__Stated task__. Transcribe the records verbatim from the start through the line containing "run-configuration-select[interactable]: index.php ▼", including both the first and that last line.

- - -

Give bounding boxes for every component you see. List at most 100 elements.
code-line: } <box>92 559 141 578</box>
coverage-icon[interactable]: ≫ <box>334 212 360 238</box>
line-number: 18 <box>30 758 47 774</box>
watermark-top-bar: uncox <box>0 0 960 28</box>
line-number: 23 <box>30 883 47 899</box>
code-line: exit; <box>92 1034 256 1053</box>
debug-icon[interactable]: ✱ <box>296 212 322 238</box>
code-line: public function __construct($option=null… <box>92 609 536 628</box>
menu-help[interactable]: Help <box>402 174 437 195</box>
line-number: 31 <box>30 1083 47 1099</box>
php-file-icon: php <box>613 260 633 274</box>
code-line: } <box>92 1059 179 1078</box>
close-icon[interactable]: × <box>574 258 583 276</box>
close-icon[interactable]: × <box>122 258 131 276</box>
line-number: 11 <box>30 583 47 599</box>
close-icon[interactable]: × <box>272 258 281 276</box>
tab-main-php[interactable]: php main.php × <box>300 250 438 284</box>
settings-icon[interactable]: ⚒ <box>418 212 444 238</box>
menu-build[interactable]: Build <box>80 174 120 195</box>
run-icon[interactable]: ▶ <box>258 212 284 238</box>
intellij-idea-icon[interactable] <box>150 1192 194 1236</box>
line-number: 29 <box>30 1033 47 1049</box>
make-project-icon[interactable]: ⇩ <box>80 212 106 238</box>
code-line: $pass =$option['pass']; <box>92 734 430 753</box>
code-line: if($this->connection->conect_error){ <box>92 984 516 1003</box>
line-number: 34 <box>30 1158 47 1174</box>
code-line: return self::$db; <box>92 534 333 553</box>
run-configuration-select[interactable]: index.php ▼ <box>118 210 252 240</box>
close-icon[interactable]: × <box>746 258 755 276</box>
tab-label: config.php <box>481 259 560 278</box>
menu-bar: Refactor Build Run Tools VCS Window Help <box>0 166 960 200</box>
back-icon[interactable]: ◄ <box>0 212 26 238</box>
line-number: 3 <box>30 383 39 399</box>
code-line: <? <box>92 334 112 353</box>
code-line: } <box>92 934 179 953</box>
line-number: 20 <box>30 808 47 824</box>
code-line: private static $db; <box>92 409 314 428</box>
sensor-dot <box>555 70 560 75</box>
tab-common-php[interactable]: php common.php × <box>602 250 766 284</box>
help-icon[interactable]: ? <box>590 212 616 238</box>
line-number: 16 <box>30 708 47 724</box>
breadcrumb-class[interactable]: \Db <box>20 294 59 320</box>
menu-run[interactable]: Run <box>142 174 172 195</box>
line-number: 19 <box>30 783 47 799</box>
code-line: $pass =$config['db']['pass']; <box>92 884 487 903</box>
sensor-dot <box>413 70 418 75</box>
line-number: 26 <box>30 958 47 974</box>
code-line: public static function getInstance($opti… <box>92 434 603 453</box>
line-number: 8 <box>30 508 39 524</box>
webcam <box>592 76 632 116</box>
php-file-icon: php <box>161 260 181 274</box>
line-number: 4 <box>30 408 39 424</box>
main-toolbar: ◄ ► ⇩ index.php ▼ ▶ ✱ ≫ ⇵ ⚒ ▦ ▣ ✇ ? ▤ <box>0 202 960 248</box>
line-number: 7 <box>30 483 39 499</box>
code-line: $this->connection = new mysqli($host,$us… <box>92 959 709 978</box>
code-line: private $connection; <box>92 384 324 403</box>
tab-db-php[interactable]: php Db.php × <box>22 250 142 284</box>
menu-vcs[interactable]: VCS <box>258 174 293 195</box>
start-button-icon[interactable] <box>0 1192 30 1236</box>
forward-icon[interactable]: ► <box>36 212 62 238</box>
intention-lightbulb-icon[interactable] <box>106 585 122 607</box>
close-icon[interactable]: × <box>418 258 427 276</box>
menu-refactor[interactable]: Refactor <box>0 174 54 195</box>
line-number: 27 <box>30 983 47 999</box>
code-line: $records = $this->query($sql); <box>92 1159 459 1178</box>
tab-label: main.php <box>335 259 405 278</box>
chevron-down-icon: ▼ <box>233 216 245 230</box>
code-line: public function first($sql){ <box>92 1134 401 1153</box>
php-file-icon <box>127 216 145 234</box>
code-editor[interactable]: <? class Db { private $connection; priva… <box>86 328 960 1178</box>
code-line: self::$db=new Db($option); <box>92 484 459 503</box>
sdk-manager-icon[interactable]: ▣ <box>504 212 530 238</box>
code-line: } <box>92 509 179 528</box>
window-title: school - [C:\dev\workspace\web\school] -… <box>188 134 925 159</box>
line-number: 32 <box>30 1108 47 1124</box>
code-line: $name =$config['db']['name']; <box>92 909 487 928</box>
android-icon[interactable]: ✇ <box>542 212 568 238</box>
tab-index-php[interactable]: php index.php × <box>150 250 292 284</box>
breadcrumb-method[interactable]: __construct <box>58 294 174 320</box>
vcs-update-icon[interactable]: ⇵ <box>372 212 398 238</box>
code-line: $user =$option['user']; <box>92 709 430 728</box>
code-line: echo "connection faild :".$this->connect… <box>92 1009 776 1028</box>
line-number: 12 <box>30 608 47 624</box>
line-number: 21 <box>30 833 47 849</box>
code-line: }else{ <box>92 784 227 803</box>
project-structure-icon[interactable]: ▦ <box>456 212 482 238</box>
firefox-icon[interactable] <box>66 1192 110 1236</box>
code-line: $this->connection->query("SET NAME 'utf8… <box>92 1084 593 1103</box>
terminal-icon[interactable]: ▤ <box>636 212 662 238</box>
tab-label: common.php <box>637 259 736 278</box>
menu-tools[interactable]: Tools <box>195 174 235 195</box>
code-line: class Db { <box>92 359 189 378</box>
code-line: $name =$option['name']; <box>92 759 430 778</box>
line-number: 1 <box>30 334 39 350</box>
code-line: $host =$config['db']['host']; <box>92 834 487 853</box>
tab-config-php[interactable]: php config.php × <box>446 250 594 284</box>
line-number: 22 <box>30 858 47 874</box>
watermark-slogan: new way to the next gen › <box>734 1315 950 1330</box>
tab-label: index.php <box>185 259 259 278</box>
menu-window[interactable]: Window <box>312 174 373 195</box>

- - -

__The output__.
Give bounding boxes for every component you see. List at most 100 elements.
code-line: } <box>92 559 141 578</box>
coverage-icon[interactable]: ≫ <box>334 212 360 238</box>
line-number: 18 <box>30 758 47 774</box>
watermark-top-bar: uncox <box>0 0 960 28</box>
line-number: 23 <box>30 883 47 899</box>
code-line: exit; <box>92 1034 256 1053</box>
debug-icon[interactable]: ✱ <box>296 212 322 238</box>
code-line: public function __construct($option=null… <box>92 609 536 628</box>
menu-help[interactable]: Help <box>402 174 437 195</box>
line-number: 31 <box>30 1083 47 1099</box>
php-file-icon: php <box>613 260 633 274</box>
code-line: } <box>92 1059 179 1078</box>
close-icon[interactable]: × <box>574 258 583 276</box>
close-icon[interactable]: × <box>122 258 131 276</box>
line-number: 11 <box>30 583 47 599</box>
close-icon[interactable]: × <box>272 258 281 276</box>
tab-main-php[interactable]: php main.php × <box>300 250 438 284</box>
settings-icon[interactable]: ⚒ <box>418 212 444 238</box>
menu-build[interactable]: Build <box>80 174 120 195</box>
run-icon[interactable]: ▶ <box>258 212 284 238</box>
intellij-idea-icon[interactable] <box>150 1192 194 1236</box>
line-number: 29 <box>30 1033 47 1049</box>
make-project-icon[interactable]: ⇩ <box>80 212 106 238</box>
code-line: $pass =$option['pass']; <box>92 734 430 753</box>
code-line: if($this->connection->conect_error){ <box>92 984 516 1003</box>
line-number: 34 <box>30 1158 47 1174</box>
code-line: return self::$db; <box>92 534 333 553</box>
run-configuration-select[interactable]: index.php ▼ <box>118 210 252 240</box>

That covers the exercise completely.